Your task:
Take each line containing the word "ylabel" and copy it.

Provided information:
————————
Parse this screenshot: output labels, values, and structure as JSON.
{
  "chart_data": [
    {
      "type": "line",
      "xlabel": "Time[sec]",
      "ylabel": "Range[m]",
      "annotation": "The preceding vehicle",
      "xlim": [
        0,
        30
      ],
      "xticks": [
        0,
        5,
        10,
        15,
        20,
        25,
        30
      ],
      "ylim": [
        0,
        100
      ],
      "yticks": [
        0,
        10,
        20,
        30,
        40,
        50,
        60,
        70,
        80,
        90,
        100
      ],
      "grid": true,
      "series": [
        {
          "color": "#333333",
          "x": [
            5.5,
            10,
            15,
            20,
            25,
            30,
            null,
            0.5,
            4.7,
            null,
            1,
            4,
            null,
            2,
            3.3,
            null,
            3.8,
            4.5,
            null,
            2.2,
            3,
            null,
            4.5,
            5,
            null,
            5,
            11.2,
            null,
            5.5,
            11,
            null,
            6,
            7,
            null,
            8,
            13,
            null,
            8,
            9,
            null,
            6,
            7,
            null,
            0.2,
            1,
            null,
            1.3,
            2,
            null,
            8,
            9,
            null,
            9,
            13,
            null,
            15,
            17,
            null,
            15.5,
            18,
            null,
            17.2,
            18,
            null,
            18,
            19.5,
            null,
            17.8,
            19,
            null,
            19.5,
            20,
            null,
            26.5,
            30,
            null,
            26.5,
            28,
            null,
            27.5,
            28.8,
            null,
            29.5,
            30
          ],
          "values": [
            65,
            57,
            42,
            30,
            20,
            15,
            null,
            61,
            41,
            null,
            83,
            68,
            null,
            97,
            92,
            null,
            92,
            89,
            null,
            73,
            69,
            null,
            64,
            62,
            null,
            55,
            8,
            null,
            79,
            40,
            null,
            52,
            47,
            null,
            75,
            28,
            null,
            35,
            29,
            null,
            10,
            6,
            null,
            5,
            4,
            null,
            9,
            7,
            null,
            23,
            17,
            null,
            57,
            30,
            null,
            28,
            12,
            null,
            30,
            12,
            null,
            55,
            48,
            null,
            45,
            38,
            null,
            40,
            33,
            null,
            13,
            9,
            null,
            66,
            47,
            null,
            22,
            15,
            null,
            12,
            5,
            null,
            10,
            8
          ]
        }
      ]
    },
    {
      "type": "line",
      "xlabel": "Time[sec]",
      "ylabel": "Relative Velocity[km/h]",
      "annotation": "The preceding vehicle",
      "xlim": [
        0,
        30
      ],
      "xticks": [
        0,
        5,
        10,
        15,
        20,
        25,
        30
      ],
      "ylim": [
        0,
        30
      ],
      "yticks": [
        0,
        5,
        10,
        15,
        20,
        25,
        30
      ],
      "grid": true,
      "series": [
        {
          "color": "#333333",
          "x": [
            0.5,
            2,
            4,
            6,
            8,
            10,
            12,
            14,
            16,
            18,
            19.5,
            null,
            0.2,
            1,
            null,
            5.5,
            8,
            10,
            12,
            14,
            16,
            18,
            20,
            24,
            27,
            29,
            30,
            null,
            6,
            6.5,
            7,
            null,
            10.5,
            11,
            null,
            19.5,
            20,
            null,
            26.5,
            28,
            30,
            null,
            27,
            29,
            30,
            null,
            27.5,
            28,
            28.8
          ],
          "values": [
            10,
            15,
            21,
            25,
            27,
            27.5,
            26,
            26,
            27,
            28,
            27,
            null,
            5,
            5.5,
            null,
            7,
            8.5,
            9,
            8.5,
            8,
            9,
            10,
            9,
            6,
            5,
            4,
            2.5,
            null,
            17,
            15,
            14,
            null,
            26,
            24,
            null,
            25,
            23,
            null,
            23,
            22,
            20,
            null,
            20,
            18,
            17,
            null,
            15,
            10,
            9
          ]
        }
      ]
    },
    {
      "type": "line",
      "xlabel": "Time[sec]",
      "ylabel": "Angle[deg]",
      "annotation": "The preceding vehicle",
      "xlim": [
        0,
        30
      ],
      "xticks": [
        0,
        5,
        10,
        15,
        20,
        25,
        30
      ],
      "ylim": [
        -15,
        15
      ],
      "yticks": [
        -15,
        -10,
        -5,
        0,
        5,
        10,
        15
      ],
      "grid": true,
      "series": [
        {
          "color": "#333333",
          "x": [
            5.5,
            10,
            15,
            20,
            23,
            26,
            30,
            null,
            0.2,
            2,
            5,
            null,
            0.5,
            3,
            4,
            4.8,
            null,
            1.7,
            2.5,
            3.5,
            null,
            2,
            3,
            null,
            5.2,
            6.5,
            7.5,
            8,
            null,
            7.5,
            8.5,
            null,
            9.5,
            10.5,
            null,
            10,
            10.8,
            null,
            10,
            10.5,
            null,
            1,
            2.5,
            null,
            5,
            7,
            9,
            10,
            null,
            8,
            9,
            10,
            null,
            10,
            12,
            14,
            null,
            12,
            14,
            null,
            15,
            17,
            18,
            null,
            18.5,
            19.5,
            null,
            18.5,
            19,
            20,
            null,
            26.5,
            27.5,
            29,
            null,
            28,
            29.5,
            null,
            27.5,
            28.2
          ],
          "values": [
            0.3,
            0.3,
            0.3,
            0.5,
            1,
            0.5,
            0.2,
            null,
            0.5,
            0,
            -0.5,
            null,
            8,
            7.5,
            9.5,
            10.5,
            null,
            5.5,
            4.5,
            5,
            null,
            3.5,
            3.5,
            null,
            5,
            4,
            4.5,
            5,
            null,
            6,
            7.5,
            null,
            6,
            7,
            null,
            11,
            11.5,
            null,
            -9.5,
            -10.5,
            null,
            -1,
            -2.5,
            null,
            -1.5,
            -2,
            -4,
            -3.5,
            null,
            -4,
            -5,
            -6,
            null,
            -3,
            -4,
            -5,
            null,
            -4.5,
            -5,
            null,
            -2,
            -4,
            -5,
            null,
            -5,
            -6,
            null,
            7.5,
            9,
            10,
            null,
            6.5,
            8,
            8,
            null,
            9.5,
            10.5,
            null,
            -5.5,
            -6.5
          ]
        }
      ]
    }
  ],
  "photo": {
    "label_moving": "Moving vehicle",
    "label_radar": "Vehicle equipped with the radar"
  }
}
————————
Worked solution:
      "ylabel": "Range[m]",
      "ylabel": "Relative Velocity[km/h]",
      "ylabel": "Angle[deg]",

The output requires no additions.